**INSTRUCTIONS FOR THE TASK:**
Extract all lines in the data that contain the word "subtitle".

··· DATASET ···

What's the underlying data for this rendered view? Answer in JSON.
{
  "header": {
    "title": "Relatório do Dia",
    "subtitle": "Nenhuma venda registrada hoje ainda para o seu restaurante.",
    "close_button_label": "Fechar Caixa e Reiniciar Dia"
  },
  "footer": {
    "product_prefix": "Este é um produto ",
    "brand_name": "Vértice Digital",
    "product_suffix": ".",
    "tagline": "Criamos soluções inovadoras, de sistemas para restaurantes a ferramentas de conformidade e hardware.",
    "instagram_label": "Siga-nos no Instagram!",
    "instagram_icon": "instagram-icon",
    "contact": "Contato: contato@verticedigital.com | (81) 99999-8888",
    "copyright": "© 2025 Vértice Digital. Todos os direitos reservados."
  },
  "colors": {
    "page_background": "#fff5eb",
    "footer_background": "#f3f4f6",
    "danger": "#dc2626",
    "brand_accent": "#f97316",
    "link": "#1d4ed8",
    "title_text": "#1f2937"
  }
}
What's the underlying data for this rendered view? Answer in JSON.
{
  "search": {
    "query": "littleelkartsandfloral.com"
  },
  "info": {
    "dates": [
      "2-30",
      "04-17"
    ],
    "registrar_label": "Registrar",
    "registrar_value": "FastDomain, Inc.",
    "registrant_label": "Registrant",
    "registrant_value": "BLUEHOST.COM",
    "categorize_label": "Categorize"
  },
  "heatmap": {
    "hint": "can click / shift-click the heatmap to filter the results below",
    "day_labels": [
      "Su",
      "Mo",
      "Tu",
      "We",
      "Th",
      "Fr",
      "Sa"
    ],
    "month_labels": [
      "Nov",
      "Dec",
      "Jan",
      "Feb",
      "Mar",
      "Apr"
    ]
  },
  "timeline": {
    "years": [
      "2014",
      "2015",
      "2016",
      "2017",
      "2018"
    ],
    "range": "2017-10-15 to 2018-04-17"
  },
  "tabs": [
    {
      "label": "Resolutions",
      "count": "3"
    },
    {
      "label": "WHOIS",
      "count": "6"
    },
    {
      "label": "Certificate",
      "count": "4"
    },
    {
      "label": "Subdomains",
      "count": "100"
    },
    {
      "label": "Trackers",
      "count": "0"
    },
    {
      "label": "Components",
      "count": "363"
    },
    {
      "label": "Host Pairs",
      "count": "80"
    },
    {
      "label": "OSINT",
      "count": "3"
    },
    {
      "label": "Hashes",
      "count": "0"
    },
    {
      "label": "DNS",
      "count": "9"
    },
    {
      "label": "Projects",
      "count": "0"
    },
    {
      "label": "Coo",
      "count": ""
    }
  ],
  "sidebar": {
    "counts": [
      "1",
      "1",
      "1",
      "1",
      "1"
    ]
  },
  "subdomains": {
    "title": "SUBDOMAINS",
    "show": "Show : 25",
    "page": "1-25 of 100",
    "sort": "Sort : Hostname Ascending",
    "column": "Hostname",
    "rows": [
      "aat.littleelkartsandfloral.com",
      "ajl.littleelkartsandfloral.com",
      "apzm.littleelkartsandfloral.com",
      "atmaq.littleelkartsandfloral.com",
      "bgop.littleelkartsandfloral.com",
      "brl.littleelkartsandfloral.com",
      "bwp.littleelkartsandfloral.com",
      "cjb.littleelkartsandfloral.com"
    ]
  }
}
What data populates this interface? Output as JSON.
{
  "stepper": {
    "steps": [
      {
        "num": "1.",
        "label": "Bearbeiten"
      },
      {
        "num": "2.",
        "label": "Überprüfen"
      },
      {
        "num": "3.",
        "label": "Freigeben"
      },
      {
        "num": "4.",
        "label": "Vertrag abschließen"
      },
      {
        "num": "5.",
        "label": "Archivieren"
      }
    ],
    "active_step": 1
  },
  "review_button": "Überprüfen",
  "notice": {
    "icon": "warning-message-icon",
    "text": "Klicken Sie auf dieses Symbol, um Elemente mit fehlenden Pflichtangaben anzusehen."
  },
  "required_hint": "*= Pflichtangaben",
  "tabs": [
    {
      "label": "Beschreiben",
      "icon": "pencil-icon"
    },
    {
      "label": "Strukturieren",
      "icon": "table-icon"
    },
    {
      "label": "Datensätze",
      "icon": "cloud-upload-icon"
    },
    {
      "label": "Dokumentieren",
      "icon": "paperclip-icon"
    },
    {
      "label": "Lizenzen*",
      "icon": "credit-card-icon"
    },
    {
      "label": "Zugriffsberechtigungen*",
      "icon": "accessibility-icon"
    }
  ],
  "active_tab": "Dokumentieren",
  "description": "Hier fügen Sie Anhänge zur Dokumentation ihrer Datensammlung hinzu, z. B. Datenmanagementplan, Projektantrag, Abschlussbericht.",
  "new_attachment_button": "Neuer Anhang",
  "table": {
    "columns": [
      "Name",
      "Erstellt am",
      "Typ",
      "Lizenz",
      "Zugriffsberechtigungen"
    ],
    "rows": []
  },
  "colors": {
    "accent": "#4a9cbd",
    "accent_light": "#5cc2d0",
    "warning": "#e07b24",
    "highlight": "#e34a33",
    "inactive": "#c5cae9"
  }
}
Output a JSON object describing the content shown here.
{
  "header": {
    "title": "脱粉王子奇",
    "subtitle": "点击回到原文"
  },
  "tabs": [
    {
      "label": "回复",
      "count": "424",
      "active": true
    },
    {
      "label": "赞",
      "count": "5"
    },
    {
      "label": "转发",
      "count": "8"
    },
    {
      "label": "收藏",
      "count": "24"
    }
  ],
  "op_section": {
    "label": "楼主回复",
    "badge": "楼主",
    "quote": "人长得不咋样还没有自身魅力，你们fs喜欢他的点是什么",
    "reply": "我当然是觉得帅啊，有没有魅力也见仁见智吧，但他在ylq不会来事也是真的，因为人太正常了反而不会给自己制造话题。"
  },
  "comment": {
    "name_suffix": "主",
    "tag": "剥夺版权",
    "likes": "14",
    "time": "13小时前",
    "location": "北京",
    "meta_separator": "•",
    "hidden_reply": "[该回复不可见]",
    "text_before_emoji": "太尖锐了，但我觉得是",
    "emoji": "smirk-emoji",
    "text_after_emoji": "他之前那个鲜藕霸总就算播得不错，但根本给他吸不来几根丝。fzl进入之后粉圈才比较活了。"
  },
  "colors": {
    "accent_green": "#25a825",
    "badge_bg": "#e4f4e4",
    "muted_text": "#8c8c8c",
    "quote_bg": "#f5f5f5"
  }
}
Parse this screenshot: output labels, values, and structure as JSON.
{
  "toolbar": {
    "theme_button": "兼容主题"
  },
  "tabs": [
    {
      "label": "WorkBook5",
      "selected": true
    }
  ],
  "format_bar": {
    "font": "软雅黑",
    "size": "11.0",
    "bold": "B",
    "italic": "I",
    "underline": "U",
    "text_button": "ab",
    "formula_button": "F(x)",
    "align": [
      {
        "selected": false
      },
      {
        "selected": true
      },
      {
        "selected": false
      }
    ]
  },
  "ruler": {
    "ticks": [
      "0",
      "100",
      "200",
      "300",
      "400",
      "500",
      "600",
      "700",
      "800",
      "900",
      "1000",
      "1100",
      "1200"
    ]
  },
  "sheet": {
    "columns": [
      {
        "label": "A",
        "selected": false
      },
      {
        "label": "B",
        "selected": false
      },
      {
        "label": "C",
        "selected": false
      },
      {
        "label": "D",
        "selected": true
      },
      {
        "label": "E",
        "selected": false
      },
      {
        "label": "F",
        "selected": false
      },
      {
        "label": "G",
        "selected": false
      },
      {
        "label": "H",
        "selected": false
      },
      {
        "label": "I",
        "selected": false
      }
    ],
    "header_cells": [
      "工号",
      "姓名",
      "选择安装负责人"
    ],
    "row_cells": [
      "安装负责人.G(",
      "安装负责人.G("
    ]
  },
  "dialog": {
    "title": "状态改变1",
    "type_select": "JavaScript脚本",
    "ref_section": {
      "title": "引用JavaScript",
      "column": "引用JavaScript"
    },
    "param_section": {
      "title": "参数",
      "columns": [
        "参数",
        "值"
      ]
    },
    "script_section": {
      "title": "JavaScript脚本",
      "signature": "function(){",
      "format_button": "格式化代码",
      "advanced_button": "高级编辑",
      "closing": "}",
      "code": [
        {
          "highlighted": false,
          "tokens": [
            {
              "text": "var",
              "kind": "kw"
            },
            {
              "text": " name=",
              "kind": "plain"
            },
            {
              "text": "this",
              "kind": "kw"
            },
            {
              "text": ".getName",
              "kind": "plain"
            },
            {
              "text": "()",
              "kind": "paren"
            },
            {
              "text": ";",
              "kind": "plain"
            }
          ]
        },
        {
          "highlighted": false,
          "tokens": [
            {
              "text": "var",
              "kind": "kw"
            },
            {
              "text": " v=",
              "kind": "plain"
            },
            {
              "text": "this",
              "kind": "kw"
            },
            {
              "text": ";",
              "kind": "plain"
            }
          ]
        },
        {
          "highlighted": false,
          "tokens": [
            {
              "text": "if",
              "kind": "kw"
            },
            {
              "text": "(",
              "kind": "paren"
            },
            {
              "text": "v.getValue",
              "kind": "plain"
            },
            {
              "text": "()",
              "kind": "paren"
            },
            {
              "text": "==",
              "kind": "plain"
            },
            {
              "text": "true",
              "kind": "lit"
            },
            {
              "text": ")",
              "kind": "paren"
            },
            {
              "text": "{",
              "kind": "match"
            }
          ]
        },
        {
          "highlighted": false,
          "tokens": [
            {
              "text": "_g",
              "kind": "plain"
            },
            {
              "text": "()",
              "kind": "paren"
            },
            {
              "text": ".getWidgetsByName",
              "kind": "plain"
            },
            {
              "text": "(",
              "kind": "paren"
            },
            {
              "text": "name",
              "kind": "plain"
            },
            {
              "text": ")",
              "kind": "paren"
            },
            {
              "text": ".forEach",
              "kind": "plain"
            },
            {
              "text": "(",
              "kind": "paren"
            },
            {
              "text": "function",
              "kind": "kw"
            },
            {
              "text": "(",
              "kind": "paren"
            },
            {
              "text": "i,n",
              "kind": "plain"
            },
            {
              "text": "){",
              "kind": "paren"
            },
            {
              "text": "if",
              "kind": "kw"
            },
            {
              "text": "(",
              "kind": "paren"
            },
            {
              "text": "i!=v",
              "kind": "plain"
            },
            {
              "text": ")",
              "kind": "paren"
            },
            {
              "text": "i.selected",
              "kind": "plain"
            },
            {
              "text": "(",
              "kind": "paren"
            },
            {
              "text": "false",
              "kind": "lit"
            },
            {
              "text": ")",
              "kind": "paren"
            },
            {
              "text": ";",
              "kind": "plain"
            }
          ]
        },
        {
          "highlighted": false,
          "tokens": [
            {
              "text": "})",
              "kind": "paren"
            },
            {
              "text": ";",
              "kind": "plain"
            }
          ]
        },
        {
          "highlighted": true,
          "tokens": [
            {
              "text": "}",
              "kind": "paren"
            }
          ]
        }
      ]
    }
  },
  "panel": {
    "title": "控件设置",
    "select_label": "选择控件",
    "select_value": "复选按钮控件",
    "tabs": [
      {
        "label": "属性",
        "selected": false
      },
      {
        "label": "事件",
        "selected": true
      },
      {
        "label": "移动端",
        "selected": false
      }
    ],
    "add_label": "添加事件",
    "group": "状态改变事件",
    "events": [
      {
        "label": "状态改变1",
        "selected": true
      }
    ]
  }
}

···

**ANSWER TO THE EXERCISE:**
    "subtitle": "Nenhuma venda registrada hoje ainda para o seu restaurante.",
    "subtitle": "点击回到原文"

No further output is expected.